_Document segment_:
If you’ve heard anything about hiking on Alaska’s Kenai Peninsula, chances are you’ve heard about the famed Lost Lake Trail in Seward. Often regarded as one of the best trails near Seward, and even on the entire peninsula, the Lost Lake Trail provides an awe-inspiring experience for every individual that sets foot on the path.
If you’re planning a visit to Seward, my hope is that you are also planning a hike on the Lost Lake Trail. If that’s the case, you’re in the right spot! As a Seward local, I’ve been fortunate enough to hike this trail quite a few times. In the article below, you’ll find a guide for hiking the Lost Lake Trail in Seward.
My hope is for you to feel confident (and excited!) about your trip to Lost Lake after gathering all the info you need from this write-up.
Be prepared to pick your jaw up from the floor; it’s time to take a look at the Lost Lake Trail!
A Local’s Guide to Hiking the Lost Lake Trail in Seward, Alaska
Overview of the Lost Lake Trail
Distance: Approximately 14.5 miles
Elevation Gain: ~ 2,600 feet
Time to Complete: 6 – 8 hours as a day trip, 1 night as a backpacking trip
Traffic: Fairly heavily trafficked
Popular Activities: Hiking, Backpacking, Mountain Biking, Snowshoeing, Snowmobiling
The ultimate destination, Lost Lake itself, can actually be reached via two different trailheads: Lost Lake Trailhead and Primrose Trailhead.
Lost Lake Trailhead
The more popular of the two trailheads is aptly called the Lost Lake Trailhead (or Bear Creek Trailhead).
From Seward’s small boat harbor, the Lost Lake Trailhead can be found about 5 miles north.
Taking the Seward Highway, drive north until you spot a left turn for Scott Way. After turning, the road will fork, and you want to keep left. The road will become Heather Lee Lane.
Continue on Heather Lee Lane for a short time, and soon you will reach Hayden Lane on the right. Take the turn, and before long you will see the parking lot for the Lost Lake Trailhead.
Luckily, the Lost Lake Trailhead has a fairly large parking lot. Besides on the busiest days during the summer, you shouldn’t have any issues finding a parking spot. The lot is also free! (Just make sure to not overstay your welcome)
The second option for reaching Lost Lake is via the Primrose Trail.
Starting from Seward’s small boat harbor, the Primrose Trailhead is located about 17 miles north along the highway.
Taking the Seward Highway, drive north until you see the left turn for Primrose Spur Rd. This turnoff is located right before the bridge crossing over Kenai Lake tributary, so if you find yourself on the bridge, you’ve gone too far.
After turning left, the road will take you all the way to the Primrose Campground. Park in the spots located before the entrance to the campground, and then take a short stroll through the campground all the way to the trailhead.
Unless you are camping in the campground, parking is also free on this side of the trail.
Lost Lake Trail vs. Primrose Trail
When I first arrived in Seward and began researching the hike to Lost Lake, I was a bit confused about the whole Lost Lake Trail versus Primrose Trail thing. I wanted to make sure I made the best choice for my wants and needs.
Is one better than the other? Is it worth experiencing both sides of the trail? Here’s the rundown:
Hiking via the Lost Lake Trail
Summer vs. Winter Trail
As mentioned above, the Lost Lake Trail is the more popular option for most activities. There are two different trail options that sprout from the Lost Lake Trailhead: the Summer and Winter Trails.

_Supplied material_:
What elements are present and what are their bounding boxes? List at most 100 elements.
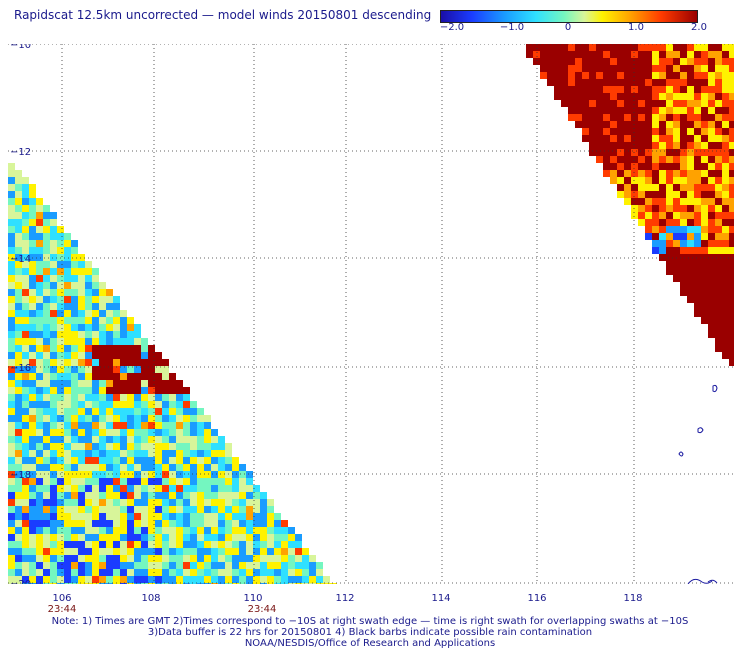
wind-cell — [302, 569, 309, 576]
wind-cell — [267, 527, 274, 534]
wind-cell — [141, 457, 148, 464]
wind-cell — [85, 513, 92, 520]
wind-cell — [99, 387, 106, 394]
wind-cell — [92, 478, 99, 485]
wind-cell — [645, 212, 652, 219]
wind-cell — [8, 261, 15, 268]
wind-cell — [22, 282, 29, 289]
wind-cell — [253, 520, 260, 527]
wind-cell — [71, 548, 78, 555]
wind-cell — [183, 534, 190, 541]
wind-cell — [673, 177, 680, 184]
wind-cell — [638, 114, 645, 121]
wind-cell — [631, 107, 638, 114]
wind-cell — [603, 128, 610, 135]
wind-cell — [127, 345, 134, 352]
wind-cell — [64, 583, 71, 584]
wind-cell — [638, 170, 645, 177]
wind-cell — [659, 184, 666, 191]
wind-cell — [155, 485, 162, 492]
wind-cell — [176, 576, 183, 583]
wind-cell — [169, 443, 176, 450]
wind-cell — [99, 555, 106, 562]
wind-cell — [715, 135, 722, 142]
wind-cell — [29, 562, 36, 569]
wind-cell — [610, 156, 617, 163]
wind-cell — [127, 548, 134, 555]
wind-cell — [169, 506, 176, 513]
wind-cell — [29, 478, 36, 485]
wind-cell — [554, 44, 561, 51]
wind-cell — [148, 520, 155, 527]
wind-cell — [666, 107, 673, 114]
wind-cell — [155, 548, 162, 555]
wind-cell — [148, 464, 155, 471]
colorbar-tick: 1.0 — [628, 22, 644, 33]
wind-cell — [71, 422, 78, 429]
wind-cell — [141, 415, 148, 422]
wind-cell — [673, 79, 680, 86]
wind-cell — [64, 317, 71, 324]
wind-cell — [78, 520, 85, 527]
wind-cell — [78, 548, 85, 555]
wind-cell — [246, 485, 253, 492]
wind-cell — [589, 142, 596, 149]
wind-cell — [729, 177, 734, 184]
wind-cell — [715, 128, 722, 135]
wind-cell — [645, 177, 652, 184]
wind-cell — [92, 359, 99, 366]
wind-cell — [36, 296, 43, 303]
wind-cell — [246, 555, 253, 562]
wind-cell — [22, 191, 29, 198]
wind-cell — [92, 513, 99, 520]
wind-cell — [197, 471, 204, 478]
wind-cell — [127, 380, 134, 387]
wind-cell — [127, 499, 134, 506]
wind-cell — [687, 226, 694, 233]
wind-cell — [729, 100, 734, 107]
wind-cell — [113, 296, 120, 303]
wind-cell — [148, 450, 155, 457]
wind-cell — [15, 331, 22, 338]
wind-cell — [8, 506, 15, 513]
wind-cell — [610, 114, 617, 121]
wind-cell — [197, 457, 204, 464]
wind-cell — [141, 387, 148, 394]
wind-cell — [274, 576, 281, 583]
wind-cell — [36, 506, 43, 513]
wind-cell — [85, 387, 92, 394]
wind-cell — [715, 170, 722, 177]
wind-cell — [267, 520, 274, 527]
wind-cell — [183, 520, 190, 527]
wind-cell — [694, 121, 701, 128]
wind-cell — [554, 51, 561, 58]
wind-cell — [162, 408, 169, 415]
wind-cell — [211, 471, 218, 478]
wind-cell — [120, 338, 127, 345]
wind-cell — [232, 541, 239, 548]
wind-cell — [36, 520, 43, 527]
wind-cell — [57, 548, 64, 555]
wind-cell — [589, 121, 596, 128]
island-outline — [712, 384, 718, 393]
wind-cell — [197, 527, 204, 534]
wind-cell — [148, 471, 155, 478]
wind-cell — [22, 457, 29, 464]
wind-cell — [694, 310, 701, 317]
wind-cell — [638, 65, 645, 72]
wind-cell — [85, 401, 92, 408]
wind-cell — [36, 422, 43, 429]
wind-cell — [176, 408, 183, 415]
wind-cell — [568, 93, 575, 100]
wind-cell — [78, 359, 85, 366]
wind-cell — [106, 387, 113, 394]
wind-cell — [85, 492, 92, 499]
wind-cell — [631, 44, 638, 51]
wind-cell — [36, 569, 43, 576]
wind-cell — [155, 555, 162, 562]
wind-cell — [50, 569, 57, 576]
wind-cell — [71, 408, 78, 415]
wind-cell — [57, 331, 64, 338]
wind-cell — [71, 352, 78, 359]
wind-cell — [50, 338, 57, 345]
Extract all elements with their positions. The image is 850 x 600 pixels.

_Stated exercise_:
Reproduce word for word the passage of the Lost Lake Trail guide above, starting at the words "Taking the Seward Highway, drive north until you see" and stopping after the words "gone too far.".

_Exercise answer_:
Taking the Seward Highway, drive north until you see the left turn for Primrose Spur Rd. This turnoff is located right before the bridge crossing over Kenai Lake tributary, so if you find yourself on the bridge, you’ve gone too far.